EXERCISE REQUIREMENTS: Transcribe the entries that follow exactly as they appear, minus pictures.

— start INFORMATION PROVIDED —

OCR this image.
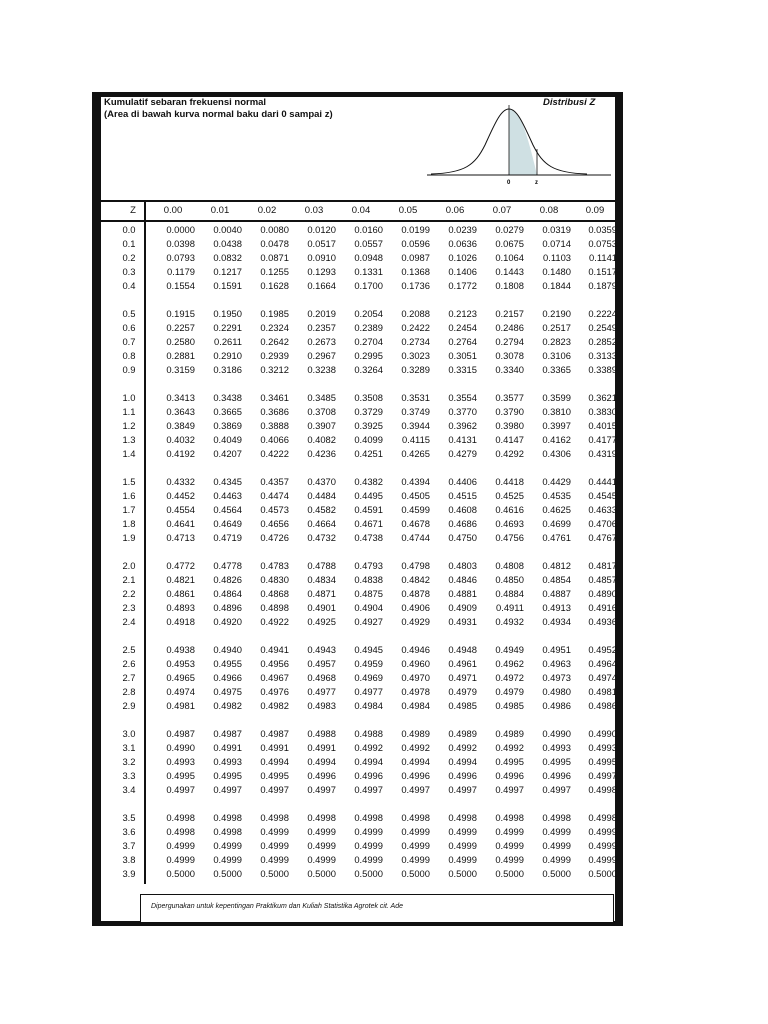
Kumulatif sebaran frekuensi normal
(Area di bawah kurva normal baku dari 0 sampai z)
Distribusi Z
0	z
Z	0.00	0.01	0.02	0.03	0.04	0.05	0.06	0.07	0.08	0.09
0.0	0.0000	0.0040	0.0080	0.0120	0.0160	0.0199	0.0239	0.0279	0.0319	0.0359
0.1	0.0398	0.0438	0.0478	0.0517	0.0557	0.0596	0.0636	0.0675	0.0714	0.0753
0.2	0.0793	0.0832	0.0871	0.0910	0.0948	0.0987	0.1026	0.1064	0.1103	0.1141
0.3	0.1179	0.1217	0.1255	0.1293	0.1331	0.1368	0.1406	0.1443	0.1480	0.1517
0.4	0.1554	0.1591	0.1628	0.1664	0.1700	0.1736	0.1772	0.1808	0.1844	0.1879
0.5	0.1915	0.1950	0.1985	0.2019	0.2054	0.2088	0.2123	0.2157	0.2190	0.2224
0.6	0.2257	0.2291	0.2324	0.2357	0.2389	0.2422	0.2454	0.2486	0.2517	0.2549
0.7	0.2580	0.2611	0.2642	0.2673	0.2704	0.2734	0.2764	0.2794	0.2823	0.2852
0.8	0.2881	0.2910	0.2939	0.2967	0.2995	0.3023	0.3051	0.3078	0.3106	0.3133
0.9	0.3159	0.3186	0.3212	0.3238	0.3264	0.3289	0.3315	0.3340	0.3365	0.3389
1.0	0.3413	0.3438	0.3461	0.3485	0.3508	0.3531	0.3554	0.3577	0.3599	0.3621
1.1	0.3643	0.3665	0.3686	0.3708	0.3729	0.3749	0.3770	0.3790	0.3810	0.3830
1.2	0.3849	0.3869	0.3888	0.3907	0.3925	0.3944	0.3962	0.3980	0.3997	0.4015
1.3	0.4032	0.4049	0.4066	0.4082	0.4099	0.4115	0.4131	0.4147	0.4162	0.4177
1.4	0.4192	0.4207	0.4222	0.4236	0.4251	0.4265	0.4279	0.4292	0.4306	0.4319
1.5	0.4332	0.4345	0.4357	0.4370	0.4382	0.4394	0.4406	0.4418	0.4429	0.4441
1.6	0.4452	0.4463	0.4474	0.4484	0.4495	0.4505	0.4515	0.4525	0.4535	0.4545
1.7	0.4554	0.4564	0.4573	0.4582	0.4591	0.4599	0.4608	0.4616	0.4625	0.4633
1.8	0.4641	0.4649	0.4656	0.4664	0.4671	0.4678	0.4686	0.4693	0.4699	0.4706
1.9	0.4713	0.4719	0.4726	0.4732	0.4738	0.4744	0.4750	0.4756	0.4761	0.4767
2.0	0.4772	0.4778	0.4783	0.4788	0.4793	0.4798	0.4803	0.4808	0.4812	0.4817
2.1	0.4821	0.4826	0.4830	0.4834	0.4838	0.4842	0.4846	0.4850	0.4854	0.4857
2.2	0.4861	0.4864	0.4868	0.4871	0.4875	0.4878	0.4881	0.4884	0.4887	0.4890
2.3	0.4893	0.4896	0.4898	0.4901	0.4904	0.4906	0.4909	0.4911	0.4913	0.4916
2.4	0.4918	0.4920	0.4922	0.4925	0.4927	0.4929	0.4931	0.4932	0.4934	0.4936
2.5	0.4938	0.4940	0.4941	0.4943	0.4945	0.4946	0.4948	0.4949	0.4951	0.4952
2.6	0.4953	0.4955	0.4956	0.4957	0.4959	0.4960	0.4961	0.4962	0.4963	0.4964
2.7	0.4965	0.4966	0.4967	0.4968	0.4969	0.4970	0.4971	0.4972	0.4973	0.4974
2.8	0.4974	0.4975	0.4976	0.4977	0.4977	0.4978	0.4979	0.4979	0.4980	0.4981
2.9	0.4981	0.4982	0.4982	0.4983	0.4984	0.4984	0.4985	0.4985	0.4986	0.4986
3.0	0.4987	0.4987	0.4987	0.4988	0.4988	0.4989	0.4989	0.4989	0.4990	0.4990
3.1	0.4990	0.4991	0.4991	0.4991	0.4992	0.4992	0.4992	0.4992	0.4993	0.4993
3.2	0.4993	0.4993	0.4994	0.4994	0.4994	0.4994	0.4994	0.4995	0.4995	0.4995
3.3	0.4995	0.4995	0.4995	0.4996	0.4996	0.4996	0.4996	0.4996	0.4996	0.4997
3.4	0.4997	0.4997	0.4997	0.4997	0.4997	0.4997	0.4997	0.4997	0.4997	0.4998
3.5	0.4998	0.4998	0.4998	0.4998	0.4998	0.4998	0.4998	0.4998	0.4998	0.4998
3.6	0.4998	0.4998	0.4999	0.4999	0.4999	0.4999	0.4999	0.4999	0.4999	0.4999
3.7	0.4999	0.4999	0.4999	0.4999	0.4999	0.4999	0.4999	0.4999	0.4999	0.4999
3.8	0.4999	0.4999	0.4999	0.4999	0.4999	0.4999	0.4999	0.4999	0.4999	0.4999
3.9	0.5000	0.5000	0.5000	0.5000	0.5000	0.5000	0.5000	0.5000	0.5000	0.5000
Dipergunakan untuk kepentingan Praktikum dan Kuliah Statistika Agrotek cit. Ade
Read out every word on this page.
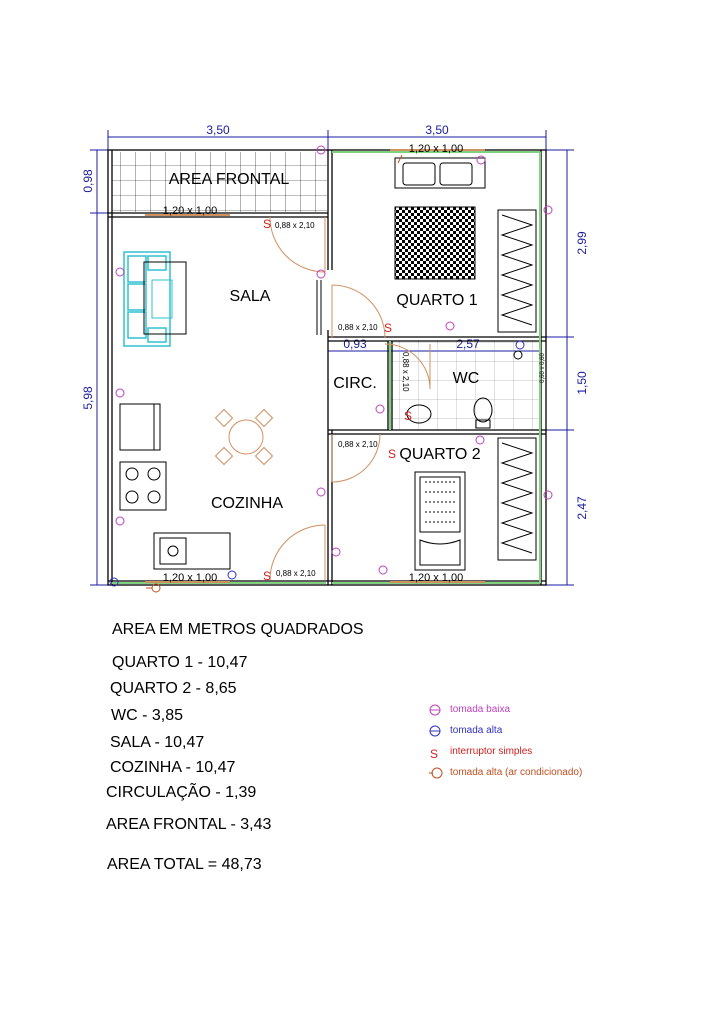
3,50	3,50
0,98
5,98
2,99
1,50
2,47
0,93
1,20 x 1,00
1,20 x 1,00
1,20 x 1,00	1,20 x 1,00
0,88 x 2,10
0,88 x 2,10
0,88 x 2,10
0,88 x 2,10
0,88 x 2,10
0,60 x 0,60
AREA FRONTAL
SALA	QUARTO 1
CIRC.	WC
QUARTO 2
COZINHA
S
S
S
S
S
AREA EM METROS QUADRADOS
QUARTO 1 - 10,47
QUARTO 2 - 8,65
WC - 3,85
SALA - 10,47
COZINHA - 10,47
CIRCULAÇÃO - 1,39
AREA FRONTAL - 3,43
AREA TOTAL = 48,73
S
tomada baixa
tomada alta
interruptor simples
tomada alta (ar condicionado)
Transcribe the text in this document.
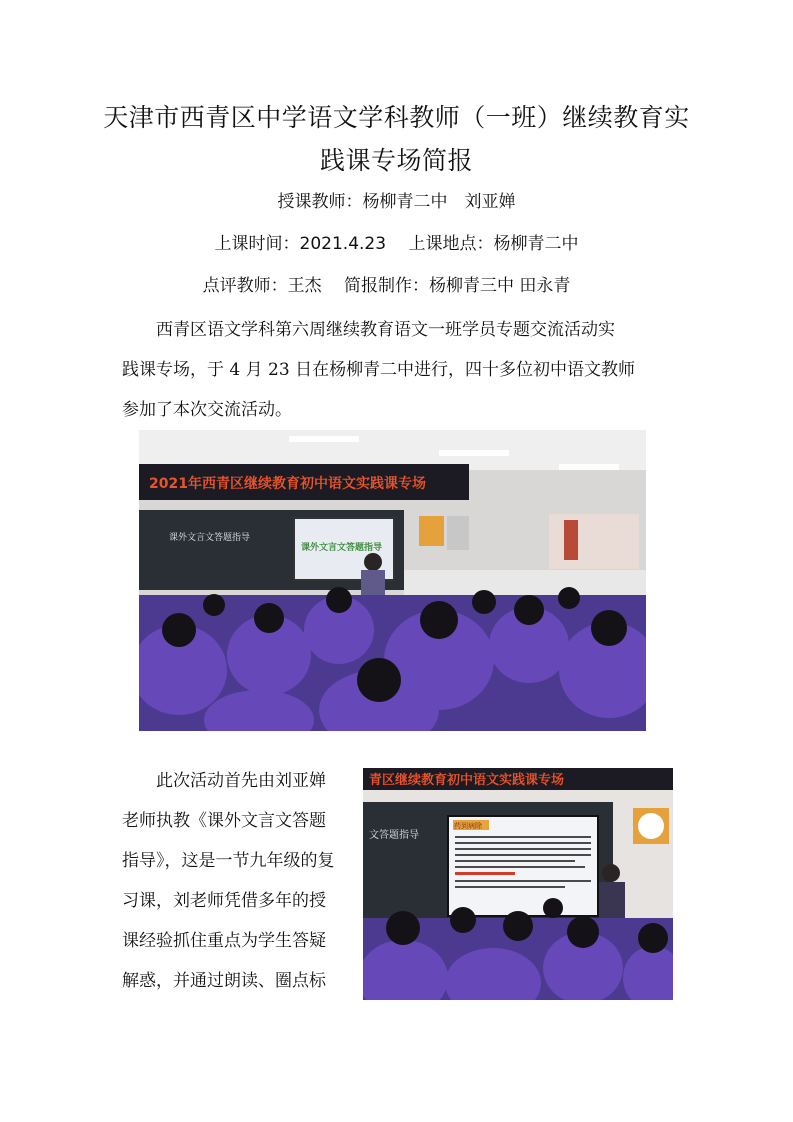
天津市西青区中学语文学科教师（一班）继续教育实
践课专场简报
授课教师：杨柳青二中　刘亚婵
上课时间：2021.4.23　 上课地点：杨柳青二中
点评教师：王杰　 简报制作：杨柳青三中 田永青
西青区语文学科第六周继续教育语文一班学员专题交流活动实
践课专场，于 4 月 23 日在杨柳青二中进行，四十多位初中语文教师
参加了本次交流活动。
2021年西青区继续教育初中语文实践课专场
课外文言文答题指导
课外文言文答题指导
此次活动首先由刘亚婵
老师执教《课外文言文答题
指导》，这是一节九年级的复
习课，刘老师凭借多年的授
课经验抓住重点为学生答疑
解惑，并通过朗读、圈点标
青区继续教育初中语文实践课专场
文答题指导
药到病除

— end INFORMATION PROVIDED —

RESULT FOR THIS TASK:
OCR this image.
Kumulatif sebaran frekuensi normal
(Area di bawah kurva normal baku dari 0 sampai z)
Distribusi Z
0	z
Z	0.00	0.01	0.02	0.03	0.04	0.05	0.06	0.07	0.08	0.09
0.0	0.0000	0.0040	0.0080	0.0120	0.0160	0.0199	0.0239	0.0279	0.0319	0.0359
0.1	0.0398	0.0438	0.0478	0.0517	0.0557	0.0596	0.0636	0.0675	0.0714	0.0753
0.2	0.0793	0.0832	0.0871	0.0910	0.0948	0.0987	0.1026	0.1064	0.1103	0.1141
0.3	0.1179	0.1217	0.1255	0.1293	0.1331	0.1368	0.1406	0.1443	0.1480	0.1517
0.4	0.1554	0.1591	0.1628	0.1664	0.1700	0.1736	0.1772	0.1808	0.1844	0.1879
0.5	0.1915	0.1950	0.1985	0.2019	0.2054	0.2088	0.2123	0.2157	0.2190	0.2224
0.6	0.2257	0.2291	0.2324	0.2357	0.2389	0.2422	0.2454	0.2486	0.2517	0.2549
0.7	0.2580	0.2611	0.2642	0.2673	0.2704	0.2734	0.2764	0.2794	0.2823	0.2852
0.8	0.2881	0.2910	0.2939	0.2967	0.2995	0.3023	0.3051	0.3078	0.3106	0.3133
0.9	0.3159	0.3186	0.3212	0.3238	0.3264	0.3289	0.3315	0.3340	0.3365	0.3389
1.0	0.3413	0.3438	0.3461	0.3485	0.3508	0.3531	0.3554	0.3577	0.3599	0.3621
1.1	0.3643	0.3665	0.3686	0.3708	0.3729	0.3749	0.3770	0.3790	0.3810	0.3830
1.2	0.3849	0.3869	0.3888	0.3907	0.3925	0.3944	0.3962	0.3980	0.3997	0.4015
1.3	0.4032	0.4049	0.4066	0.4082	0.4099	0.4115	0.4131	0.4147	0.4162	0.4177
1.4	0.4192	0.4207	0.4222	0.4236	0.4251	0.4265	0.4279	0.4292	0.4306	0.4319
1.5	0.4332	0.4345	0.4357	0.4370	0.4382	0.4394	0.4406	0.4418	0.4429	0.4441
1.6	0.4452	0.4463	0.4474	0.4484	0.4495	0.4505	0.4515	0.4525	0.4535	0.4545
1.7	0.4554	0.4564	0.4573	0.4582	0.4591	0.4599	0.4608	0.4616	0.4625	0.4633
1.8	0.4641	0.4649	0.4656	0.4664	0.4671	0.4678	0.4686	0.4693	0.4699	0.4706
1.9	0.4713	0.4719	0.4726	0.4732	0.4738	0.4744	0.4750	0.4756	0.4761	0.4767
2.0	0.4772	0.4778	0.4783	0.4788	0.4793	0.4798	0.4803	0.4808	0.4812	0.4817
2.1	0.4821	0.4826	0.4830	0.4834	0.4838	0.4842	0.4846	0.4850	0.4854	0.4857
2.2	0.4861	0.4864	0.4868	0.4871	0.4875	0.4878	0.4881	0.4884	0.4887	0.4890
2.3	0.4893	0.4896	0.4898	0.4901	0.4904	0.4906	0.4909	0.4911	0.4913	0.4916
2.4	0.4918	0.4920	0.4922	0.4925	0.4927	0.4929	0.4931	0.4932	0.4934	0.4936
2.5	0.4938	0.4940	0.4941	0.4943	0.4945	0.4946	0.4948	0.4949	0.4951	0.4952
2.6	0.4953	0.4955	0.4956	0.4957	0.4959	0.4960	0.4961	0.4962	0.4963	0.4964
2.7	0.4965	0.4966	0.4967	0.4968	0.4969	0.4970	0.4971	0.4972	0.4973	0.4974
2.8	0.4974	0.4975	0.4976	0.4977	0.4977	0.4978	0.4979	0.4979	0.4980	0.4981
2.9	0.4981	0.4982	0.4982	0.4983	0.4984	0.4984	0.4985	0.4985	0.4986	0.4986
3.0	0.4987	0.4987	0.4987	0.4988	0.4988	0.4989	0.4989	0.4989	0.4990	0.4990
3.1	0.4990	0.4991	0.4991	0.4991	0.4992	0.4992	0.4992	0.4992	0.4993	0.4993
3.2	0.4993	0.4993	0.4994	0.4994	0.4994	0.4994	0.4994	0.4995	0.4995	0.4995
3.3	0.4995	0.4995	0.4995	0.4996	0.4996	0.4996	0.4996	0.4996	0.4996	0.4997
3.4	0.4997	0.4997	0.4997	0.4997	0.4997	0.4997	0.4997	0.4997	0.4997	0.4998
3.5	0.4998	0.4998	0.4998	0.4998	0.4998	0.4998	0.4998	0.4998	0.4998	0.4998
3.6	0.4998	0.4998	0.4999	0.4999	0.4999	0.4999	0.4999	0.4999	0.4999	0.4999
3.7	0.4999	0.4999	0.4999	0.4999	0.4999	0.4999	0.4999	0.4999	0.4999	0.4999
3.8	0.4999	0.4999	0.4999	0.4999	0.4999	0.4999	0.4999	0.4999	0.4999	0.4999
3.9	0.5000	0.5000	0.5000	0.5000	0.5000	0.5000	0.5000	0.5000	0.5000	0.5000
Dipergunakan untuk kepentingan Praktikum dan Kuliah Statistika Agrotek cit. Ade
Read out every word on this page.
3,50	3,50
0,98
5,98
2,99
1,50
2,47
0,93
1,20 x 1,00
1,20 x 1,00
1,20 x 1,00	1,20 x 1,00
0,88 x 2,10
0,88 x 2,10
0,88 x 2,10
0,88 x 2,10
0,88 x 2,10
0,60 x 0,60
AREA FRONTAL
SALA	QUARTO 1
CIRC.	WC
QUARTO 2
COZINHA
S
S
S
S
S
AREA EM METROS QUADRADOS
QUARTO 1 - 10,47
QUARTO 2 - 8,65
WC - 3,85
SALA - 10,47
COZINHA - 10,47
CIRCULAÇÃO - 1,39
AREA FRONTAL - 3,43
AREA TOTAL = 48,73
S
tomada baixa
tomada alta
interruptor simples
tomada alta (ar condicionado)
Transcribe the text in this document.
天津市西青区中学语文学科教师（一班）继续教育实
践课专场简报
授课教师：杨柳青二中　刘亚婵
上课时间：2021.4.23　 上课地点：杨柳青二中
点评教师：王杰　 简报制作：杨柳青三中 田永青
西青区语文学科第六周继续教育语文一班学员专题交流活动实
践课专场，于 4 月 23 日在杨柳青二中进行，四十多位初中语文教师
参加了本次交流活动。
2021年西青区继续教育初中语文实践课专场
课外文言文答题指导
课外文言文答题指导
此次活动首先由刘亚婵
老师执教《课外文言文答题
指导》，这是一节九年级的复
习课，刘老师凭借多年的授
课经验抓住重点为学生答疑
解惑，并通过朗读、圈点标
青区继续教育初中语文实践课专场
文答题指导
药到病除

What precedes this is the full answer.